- _Directions_:
Gather the lines from the material that contain "Openings".

•••••

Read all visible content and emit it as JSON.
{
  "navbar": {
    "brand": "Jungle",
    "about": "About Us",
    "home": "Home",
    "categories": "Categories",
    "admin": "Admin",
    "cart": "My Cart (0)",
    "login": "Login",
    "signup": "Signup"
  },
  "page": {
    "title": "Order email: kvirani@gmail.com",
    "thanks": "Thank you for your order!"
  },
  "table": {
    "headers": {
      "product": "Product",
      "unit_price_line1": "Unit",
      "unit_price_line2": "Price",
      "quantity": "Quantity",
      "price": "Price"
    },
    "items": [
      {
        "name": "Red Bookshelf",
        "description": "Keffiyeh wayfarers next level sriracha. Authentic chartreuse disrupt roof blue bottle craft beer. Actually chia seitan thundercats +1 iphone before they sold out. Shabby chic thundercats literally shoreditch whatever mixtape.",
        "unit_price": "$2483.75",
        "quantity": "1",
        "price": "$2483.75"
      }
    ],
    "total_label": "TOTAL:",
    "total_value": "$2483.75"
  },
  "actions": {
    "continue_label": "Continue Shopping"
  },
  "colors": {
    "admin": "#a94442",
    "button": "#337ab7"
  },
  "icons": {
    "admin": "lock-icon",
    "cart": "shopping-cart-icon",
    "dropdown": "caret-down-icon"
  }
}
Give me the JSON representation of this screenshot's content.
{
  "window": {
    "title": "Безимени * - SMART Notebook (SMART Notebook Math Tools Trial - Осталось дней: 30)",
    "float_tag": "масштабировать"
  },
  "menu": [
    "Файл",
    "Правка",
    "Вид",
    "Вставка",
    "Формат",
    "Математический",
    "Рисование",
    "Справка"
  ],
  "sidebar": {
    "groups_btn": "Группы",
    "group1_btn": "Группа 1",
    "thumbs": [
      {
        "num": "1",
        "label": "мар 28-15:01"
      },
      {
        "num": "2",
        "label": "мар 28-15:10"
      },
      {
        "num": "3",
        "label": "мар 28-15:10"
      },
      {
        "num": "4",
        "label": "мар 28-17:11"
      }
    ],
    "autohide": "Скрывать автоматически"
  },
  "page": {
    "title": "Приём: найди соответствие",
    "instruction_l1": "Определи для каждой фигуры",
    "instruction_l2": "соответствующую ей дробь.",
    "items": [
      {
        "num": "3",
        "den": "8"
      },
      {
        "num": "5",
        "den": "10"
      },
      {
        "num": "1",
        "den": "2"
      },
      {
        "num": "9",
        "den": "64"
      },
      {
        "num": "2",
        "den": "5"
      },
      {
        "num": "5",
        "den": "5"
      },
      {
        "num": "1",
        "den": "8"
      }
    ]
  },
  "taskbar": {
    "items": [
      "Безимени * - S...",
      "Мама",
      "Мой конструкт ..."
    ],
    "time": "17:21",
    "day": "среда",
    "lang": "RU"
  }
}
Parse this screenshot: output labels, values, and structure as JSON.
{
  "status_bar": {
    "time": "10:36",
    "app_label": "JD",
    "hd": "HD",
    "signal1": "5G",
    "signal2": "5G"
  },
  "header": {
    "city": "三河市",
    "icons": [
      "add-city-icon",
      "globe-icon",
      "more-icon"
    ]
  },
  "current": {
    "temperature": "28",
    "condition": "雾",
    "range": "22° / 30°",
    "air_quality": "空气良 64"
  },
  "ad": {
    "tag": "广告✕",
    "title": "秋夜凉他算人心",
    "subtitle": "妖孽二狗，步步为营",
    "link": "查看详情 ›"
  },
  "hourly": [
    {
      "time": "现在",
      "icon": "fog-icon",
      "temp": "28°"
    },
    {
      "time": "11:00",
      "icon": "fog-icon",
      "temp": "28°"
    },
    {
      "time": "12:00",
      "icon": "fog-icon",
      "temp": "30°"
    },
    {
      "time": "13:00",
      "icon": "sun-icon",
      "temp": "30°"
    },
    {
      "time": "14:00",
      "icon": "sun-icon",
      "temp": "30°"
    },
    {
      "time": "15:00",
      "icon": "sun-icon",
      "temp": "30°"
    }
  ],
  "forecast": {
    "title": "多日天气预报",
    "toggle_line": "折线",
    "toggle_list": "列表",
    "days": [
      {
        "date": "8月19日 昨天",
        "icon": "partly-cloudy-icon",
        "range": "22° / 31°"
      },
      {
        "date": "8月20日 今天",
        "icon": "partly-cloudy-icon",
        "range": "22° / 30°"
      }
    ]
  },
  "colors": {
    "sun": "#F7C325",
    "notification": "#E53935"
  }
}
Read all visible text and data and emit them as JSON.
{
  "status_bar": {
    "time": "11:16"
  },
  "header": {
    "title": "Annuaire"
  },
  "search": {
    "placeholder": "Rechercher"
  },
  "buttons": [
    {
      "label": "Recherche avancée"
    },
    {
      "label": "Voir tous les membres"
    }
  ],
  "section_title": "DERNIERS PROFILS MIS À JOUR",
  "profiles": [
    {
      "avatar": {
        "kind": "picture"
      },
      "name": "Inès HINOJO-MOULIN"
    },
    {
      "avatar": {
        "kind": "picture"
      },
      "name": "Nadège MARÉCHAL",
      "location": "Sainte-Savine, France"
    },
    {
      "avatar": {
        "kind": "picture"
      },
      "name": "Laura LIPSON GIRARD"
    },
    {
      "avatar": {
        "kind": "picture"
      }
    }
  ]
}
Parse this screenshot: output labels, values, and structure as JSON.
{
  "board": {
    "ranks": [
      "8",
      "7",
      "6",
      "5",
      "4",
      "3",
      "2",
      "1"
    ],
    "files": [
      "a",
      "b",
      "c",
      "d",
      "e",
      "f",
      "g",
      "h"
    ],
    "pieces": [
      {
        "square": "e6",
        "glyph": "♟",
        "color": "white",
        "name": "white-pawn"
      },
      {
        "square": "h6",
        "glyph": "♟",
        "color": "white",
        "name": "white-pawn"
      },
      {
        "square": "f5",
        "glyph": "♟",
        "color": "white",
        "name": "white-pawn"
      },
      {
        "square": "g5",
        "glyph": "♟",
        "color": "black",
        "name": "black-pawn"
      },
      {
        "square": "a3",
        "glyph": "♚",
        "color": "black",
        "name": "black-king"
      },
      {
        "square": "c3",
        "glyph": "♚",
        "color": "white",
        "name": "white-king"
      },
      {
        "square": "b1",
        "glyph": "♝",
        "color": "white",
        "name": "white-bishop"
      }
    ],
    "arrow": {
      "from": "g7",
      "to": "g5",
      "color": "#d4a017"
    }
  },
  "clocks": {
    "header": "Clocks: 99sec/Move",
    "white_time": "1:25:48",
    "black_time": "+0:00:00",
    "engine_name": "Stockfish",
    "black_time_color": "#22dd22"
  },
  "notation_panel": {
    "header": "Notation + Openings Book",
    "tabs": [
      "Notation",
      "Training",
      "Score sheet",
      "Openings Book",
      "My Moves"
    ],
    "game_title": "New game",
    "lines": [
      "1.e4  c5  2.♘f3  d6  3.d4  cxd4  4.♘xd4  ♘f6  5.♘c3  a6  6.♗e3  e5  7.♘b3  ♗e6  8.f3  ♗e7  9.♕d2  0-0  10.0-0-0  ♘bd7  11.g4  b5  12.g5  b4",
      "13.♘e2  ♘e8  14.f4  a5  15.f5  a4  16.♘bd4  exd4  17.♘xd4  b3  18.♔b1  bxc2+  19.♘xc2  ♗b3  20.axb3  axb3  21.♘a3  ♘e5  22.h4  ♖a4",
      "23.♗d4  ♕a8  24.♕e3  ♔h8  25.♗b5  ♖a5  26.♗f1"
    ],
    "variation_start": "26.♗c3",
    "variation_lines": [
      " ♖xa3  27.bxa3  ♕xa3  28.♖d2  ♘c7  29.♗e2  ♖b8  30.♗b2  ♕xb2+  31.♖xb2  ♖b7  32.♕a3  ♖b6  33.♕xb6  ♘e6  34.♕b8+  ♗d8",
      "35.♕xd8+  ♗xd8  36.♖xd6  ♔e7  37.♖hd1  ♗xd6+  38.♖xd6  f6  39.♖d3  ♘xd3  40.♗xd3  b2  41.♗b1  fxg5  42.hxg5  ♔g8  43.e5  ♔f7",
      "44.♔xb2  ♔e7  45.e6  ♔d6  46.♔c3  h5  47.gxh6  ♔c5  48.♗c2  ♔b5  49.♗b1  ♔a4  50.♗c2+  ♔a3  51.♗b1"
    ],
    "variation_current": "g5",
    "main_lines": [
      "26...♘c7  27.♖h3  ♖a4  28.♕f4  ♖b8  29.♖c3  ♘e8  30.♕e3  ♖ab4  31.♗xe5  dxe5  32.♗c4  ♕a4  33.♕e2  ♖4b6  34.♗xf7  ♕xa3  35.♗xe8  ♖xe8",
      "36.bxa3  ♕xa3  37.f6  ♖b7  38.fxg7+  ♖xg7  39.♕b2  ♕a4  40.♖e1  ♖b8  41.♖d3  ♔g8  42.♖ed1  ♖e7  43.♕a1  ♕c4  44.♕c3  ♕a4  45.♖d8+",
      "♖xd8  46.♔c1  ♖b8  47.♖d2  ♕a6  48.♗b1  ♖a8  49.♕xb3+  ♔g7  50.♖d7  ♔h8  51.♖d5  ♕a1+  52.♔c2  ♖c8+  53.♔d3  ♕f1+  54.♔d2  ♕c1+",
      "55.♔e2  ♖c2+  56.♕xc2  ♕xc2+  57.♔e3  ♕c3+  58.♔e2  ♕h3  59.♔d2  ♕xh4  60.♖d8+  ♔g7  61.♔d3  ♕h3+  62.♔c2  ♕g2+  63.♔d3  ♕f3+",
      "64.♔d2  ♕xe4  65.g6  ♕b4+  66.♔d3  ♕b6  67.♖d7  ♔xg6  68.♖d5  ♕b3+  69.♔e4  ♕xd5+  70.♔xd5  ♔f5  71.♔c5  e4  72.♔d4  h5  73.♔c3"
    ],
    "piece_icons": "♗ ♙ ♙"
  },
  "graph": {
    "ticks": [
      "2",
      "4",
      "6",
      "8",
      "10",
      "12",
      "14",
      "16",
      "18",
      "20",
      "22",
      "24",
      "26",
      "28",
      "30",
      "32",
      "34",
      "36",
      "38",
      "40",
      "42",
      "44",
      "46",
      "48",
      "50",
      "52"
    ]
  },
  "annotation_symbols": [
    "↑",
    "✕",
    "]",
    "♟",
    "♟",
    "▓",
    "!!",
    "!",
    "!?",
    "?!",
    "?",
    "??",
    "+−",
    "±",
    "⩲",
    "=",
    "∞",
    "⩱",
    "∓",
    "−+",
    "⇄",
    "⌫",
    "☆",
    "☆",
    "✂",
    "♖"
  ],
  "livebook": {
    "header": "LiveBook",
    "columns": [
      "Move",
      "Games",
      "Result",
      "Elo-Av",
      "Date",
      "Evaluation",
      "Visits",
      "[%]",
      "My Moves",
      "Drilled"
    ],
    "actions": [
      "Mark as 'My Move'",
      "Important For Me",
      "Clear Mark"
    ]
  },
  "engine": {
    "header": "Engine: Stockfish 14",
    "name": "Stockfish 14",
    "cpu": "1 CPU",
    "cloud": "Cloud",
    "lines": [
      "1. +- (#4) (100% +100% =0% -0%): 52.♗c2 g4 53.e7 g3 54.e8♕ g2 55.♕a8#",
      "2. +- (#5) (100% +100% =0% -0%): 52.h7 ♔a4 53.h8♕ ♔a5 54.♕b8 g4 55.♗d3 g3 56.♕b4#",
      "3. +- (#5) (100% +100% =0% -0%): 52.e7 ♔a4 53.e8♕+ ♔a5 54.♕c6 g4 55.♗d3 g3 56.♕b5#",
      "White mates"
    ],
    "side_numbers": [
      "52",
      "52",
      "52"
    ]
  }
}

•••••

- _Result of the task_:
    "header": "Notation + Openings Book",
      "Openings Book",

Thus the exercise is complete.